Challenge |
Take the data below and repeat it exactly.

Record list |
━━━━

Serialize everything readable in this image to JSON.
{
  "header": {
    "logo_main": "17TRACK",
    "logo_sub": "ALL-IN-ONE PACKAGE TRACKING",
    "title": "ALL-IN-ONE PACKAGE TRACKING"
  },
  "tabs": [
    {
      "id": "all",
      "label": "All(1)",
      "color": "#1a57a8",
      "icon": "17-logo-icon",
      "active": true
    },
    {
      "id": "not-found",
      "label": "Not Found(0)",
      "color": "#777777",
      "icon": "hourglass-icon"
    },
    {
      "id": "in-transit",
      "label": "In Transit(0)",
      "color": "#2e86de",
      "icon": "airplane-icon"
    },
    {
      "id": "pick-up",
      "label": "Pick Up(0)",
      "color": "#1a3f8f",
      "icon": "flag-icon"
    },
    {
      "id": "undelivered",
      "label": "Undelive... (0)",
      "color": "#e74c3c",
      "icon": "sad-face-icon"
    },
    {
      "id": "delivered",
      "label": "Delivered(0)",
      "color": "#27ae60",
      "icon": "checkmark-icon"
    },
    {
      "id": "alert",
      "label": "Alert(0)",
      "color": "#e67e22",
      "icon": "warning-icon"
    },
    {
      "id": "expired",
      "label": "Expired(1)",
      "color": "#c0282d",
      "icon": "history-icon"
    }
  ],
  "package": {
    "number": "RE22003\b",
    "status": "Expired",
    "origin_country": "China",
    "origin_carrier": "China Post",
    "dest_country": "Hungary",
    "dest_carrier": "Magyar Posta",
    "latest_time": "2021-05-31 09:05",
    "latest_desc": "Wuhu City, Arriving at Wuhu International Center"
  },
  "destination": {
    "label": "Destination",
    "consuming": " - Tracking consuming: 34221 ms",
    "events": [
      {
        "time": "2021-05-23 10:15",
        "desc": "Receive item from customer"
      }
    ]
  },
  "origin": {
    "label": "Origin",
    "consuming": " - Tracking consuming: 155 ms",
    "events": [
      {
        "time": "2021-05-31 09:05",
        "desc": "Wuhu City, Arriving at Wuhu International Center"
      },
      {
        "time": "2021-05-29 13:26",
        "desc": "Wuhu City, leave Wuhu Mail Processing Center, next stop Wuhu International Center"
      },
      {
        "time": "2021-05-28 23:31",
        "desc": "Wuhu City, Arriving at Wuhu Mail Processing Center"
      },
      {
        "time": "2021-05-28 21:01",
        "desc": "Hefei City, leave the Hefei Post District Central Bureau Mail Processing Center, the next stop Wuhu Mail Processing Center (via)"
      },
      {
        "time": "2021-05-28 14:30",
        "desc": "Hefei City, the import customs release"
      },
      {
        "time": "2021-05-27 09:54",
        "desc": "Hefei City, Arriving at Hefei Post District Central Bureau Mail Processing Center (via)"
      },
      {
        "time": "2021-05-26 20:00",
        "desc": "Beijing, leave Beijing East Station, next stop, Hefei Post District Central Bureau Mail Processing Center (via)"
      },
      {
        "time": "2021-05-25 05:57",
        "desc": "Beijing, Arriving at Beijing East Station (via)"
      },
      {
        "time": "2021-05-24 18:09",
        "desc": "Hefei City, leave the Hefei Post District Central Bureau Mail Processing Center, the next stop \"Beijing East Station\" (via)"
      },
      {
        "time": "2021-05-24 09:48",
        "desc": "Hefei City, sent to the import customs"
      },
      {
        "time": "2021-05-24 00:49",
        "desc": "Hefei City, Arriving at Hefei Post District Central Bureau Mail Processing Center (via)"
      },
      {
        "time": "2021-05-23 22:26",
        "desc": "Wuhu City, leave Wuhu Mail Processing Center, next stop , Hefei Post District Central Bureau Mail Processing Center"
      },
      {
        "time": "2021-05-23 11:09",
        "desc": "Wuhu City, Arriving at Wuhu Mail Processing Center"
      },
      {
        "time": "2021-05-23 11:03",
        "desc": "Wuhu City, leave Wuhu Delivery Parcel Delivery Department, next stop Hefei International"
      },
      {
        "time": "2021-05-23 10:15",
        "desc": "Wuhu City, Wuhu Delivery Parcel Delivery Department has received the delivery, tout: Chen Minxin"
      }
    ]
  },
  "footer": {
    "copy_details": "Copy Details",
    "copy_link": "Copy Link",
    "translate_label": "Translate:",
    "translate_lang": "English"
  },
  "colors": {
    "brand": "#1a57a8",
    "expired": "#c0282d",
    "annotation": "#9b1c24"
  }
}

━━━━

Answer to this exercise |
Serialize everything readable in this image to JSON.
{
  "header": {
    "logo_main": "17TRACK",
    "logo_sub": "ALL-IN-ONE PACKAGE TRACKING",
    "title": "ALL-IN-ONE PACKAGE TRACKING"
  },
  "tabs": [
    {
      "id": "all",
      "label": "All(1)",
      "color": "#1a57a8",
      "icon": "17-logo-icon",
      "active": true
    },
    {
      "id": "not-found",
      "label": "Not Found(0)",
      "color": "#777777",
      "icon": "hourglass-icon"
    },
    {
      "id": "in-transit",
      "label": "In Transit(0)",
      "color": "#2e86de",
      "icon": "airplane-icon"
    },
    {
      "id": "pick-up",
      "label": "Pick Up(0)",
      "color": "#1a3f8f",
      "icon": "flag-icon"
    },
    {
      "id": "undelivered",
      "label": "Undelive... (0)",
      "color": "#e74c3c",
      "icon": "sad-face-icon"
    },
    {
      "id": "delivered",
      "label": "Delivered(0)",
      "color": "#27ae60",
      "icon": "checkmark-icon"
    },
    {
      "id": "alert",
      "label": "Alert(0)",
      "color": "#e67e22",
      "icon": "warning-icon"
    },
    {
      "id": "expired",
      "label": "Expired(1)",
      "color": "#c0282d",
      "icon": "history-icon"
    }
  ],
  "package": {
    "number": "RE22003\b",
    "status": "Expired",
    "origin_country": "China",
    "origin_carrier": "China Post",
    "dest_country": "Hungary",
    "dest_carrier": "Magyar Posta",
    "latest_time": "2021-05-31 09:05",
    "latest_desc": "Wuhu City, Arriving at Wuhu International Center"
  },
  "destination": {
    "label": "Destination",
    "consuming": " - Tracking consuming: 34221 ms",
    "events": [
      {
        "time": "2021-05-23 10:15",
        "desc": "Receive item from customer"
      }
    ]
  },
  "origin": {
    "label": "Origin",
    "consuming": " - Tracking consuming: 155 ms",
    "events": [
      {
        "time": "2021-05-31 09:05",
        "desc": "Wuhu City, Arriving at Wuhu International Center"
      },
      {
        "time": "2021-05-29 13:26",
        "desc": "Wuhu City, leave Wuhu Mail Processing Center, next stop Wuhu International Center"
      },
      {
        "time": "2021-05-28 23:31",
        "desc": "Wuhu City, Arriving at Wuhu Mail Processing Center"
      },
      {
        "time": "2021-05-28 21:01",
        "desc": "Hefei City, leave the Hefei Post District Central Bureau Mail Processing Center, the next stop Wuhu Mail Processing Center (via)"
      },
      {
        "time": "2021-05-28 14:30",
        "desc": "Hefei City, the import customs release"
      },
      {
        "time": "2021-05-27 09:54",
        "desc": "Hefei City, Arriving at Hefei Post District Central Bureau Mail Processing Center (via)"
      },
      {
        "time": "2021-05-26 20:00",
        "desc": "Beijing, leave Beijing East Station, next stop, Hefei Post District Central Bureau Mail Processing Center (via)"
      },
      {
        "time": "2021-05-25 05:57",
        "desc": "Beijing, Arriving at Beijing East Station (via)"
      },
      {
        "time": "2021-05-24 18:09",
        "desc": "Hefei City, leave the Hefei Post District Central Bureau Mail Processing Center, the next stop \"Beijing East Station\" (via)"
      },
      {
        "time": "2021-05-24 09:48",
        "desc": "Hefei City, sent to the import customs"
      },
      {
        "time": "2021-05-24 00:49",
        "desc": "Hefei City, Arriving at Hefei Post District Central Bureau Mail Processing Center (via)"
      },
      {
        "time": "2021-05-23 22:26",
        "desc": "Wuhu City, leave Wuhu Mail Processing Center, next stop , Hefei Post District Central Bureau Mail Processing Center"
      },
      {
        "time": "2021-05-23 11:09",
        "desc": "Wuhu City, Arriving at Wuhu Mail Processing Center"
      },
      {
        "time": "2021-05-23 11:03",
        "desc": "Wuhu City, leave Wuhu Delivery Parcel Delivery Department, next stop Hefei International"
      },
      {
        "time": "2021-05-23 10:15",
        "desc": "Wuhu City, Wuhu Delivery Parcel Delivery Department has received the delivery, tout: Chen Minxin"
      }
    ]
  },
  "footer": {
    "copy_details": "Copy Details",
    "copy_link": "Copy Link",
    "translate_label": "Translate:",
    "translate_lang": "English"
  },
  "colors": {
    "brand": "#1a57a8",
    "expired": "#c0282d",
    "annotation": "#9b1c24"
  }
}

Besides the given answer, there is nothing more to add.